§ Dataset excerpts
◇ ◇ ◇ ◇

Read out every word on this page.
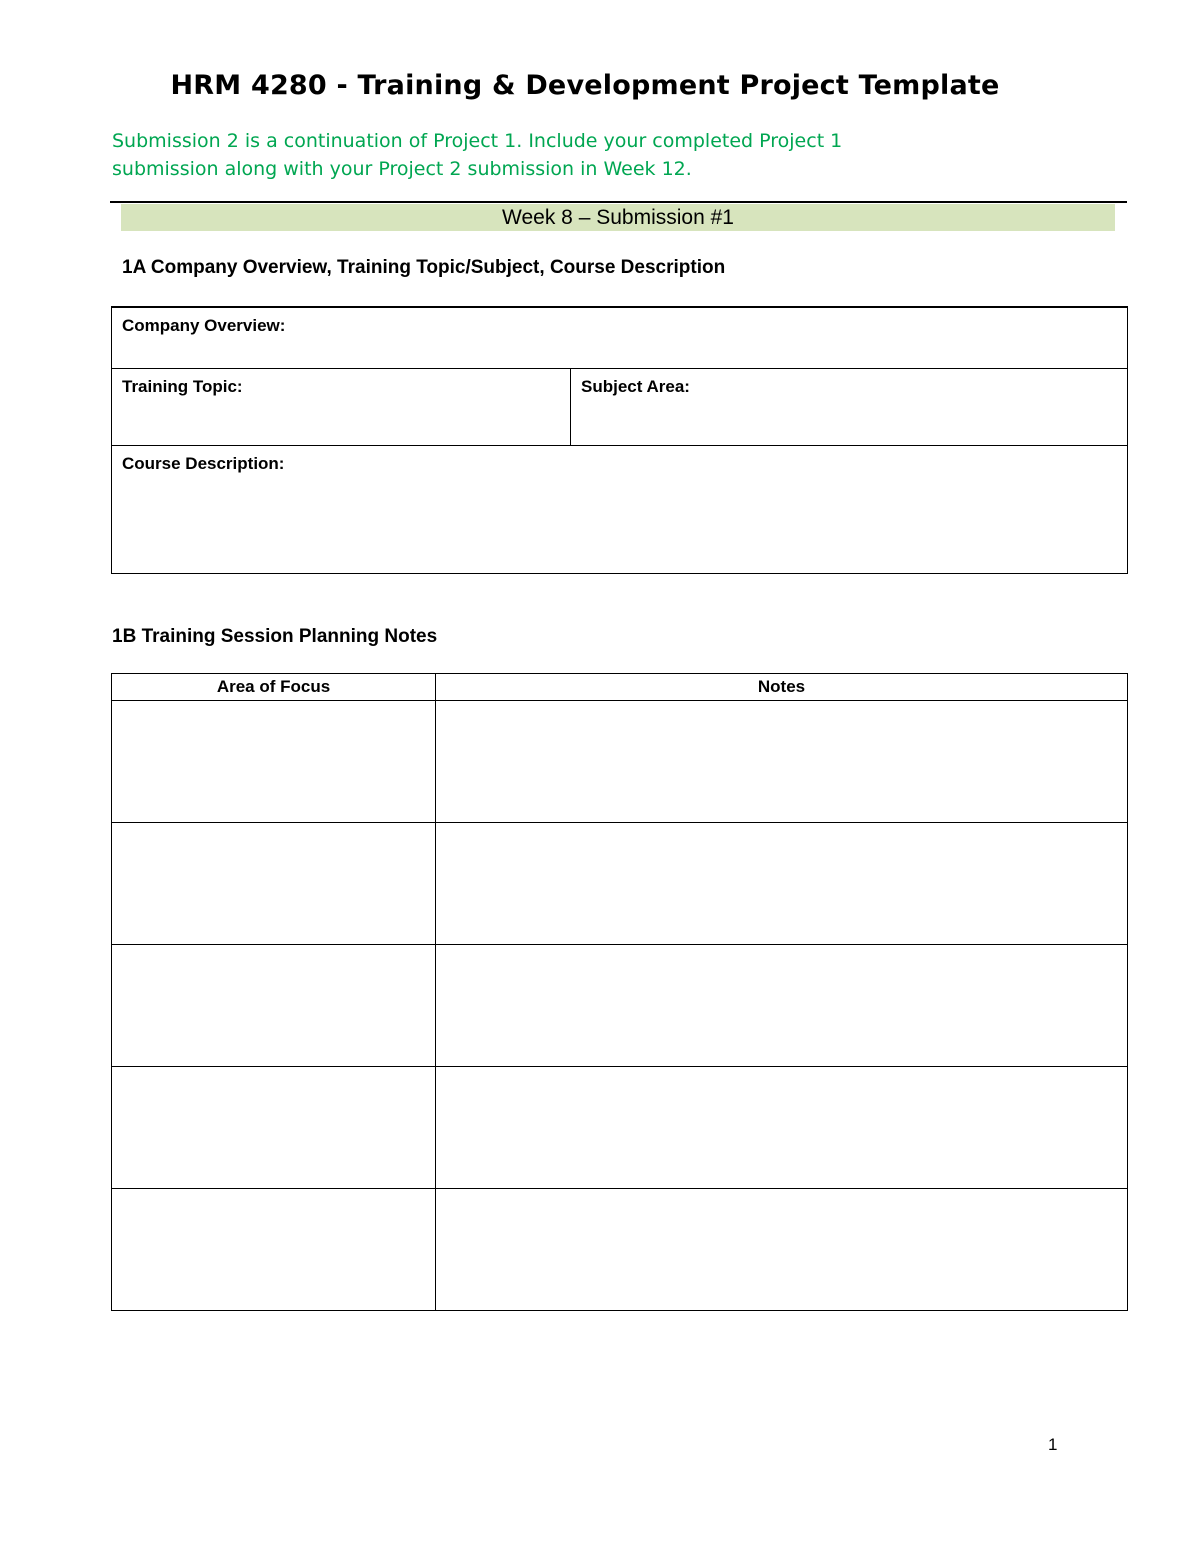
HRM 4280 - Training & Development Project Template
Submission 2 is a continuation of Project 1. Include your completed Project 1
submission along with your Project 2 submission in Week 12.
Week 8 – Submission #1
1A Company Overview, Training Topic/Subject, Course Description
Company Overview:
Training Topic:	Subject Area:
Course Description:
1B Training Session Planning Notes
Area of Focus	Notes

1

◇ ◇ ◇ ◇

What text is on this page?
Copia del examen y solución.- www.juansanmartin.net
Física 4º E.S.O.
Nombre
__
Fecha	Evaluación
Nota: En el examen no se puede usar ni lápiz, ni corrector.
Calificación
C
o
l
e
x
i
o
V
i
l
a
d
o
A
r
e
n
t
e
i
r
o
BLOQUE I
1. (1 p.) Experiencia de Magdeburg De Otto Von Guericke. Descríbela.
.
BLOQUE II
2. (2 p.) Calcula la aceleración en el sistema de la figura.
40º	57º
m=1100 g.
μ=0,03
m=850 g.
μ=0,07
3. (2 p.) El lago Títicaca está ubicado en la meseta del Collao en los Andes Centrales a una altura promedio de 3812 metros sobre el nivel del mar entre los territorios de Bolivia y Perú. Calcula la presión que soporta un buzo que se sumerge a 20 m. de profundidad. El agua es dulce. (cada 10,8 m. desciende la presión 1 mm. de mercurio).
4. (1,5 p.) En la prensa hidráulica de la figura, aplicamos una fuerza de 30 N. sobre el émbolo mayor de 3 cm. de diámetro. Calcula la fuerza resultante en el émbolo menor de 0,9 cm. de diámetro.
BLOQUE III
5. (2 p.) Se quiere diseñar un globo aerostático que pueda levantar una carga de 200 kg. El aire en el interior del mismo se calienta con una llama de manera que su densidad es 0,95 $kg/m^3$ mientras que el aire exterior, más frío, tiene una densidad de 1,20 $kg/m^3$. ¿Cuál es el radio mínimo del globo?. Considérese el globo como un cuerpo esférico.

◇ ◇ ◇ ◇

§ Stated problem
Show each line of the listing that holds the string "Subject".

§ Task output
1A Company Overview, Training Topic/Subject, Course Description
Training Topic:	Subject Area:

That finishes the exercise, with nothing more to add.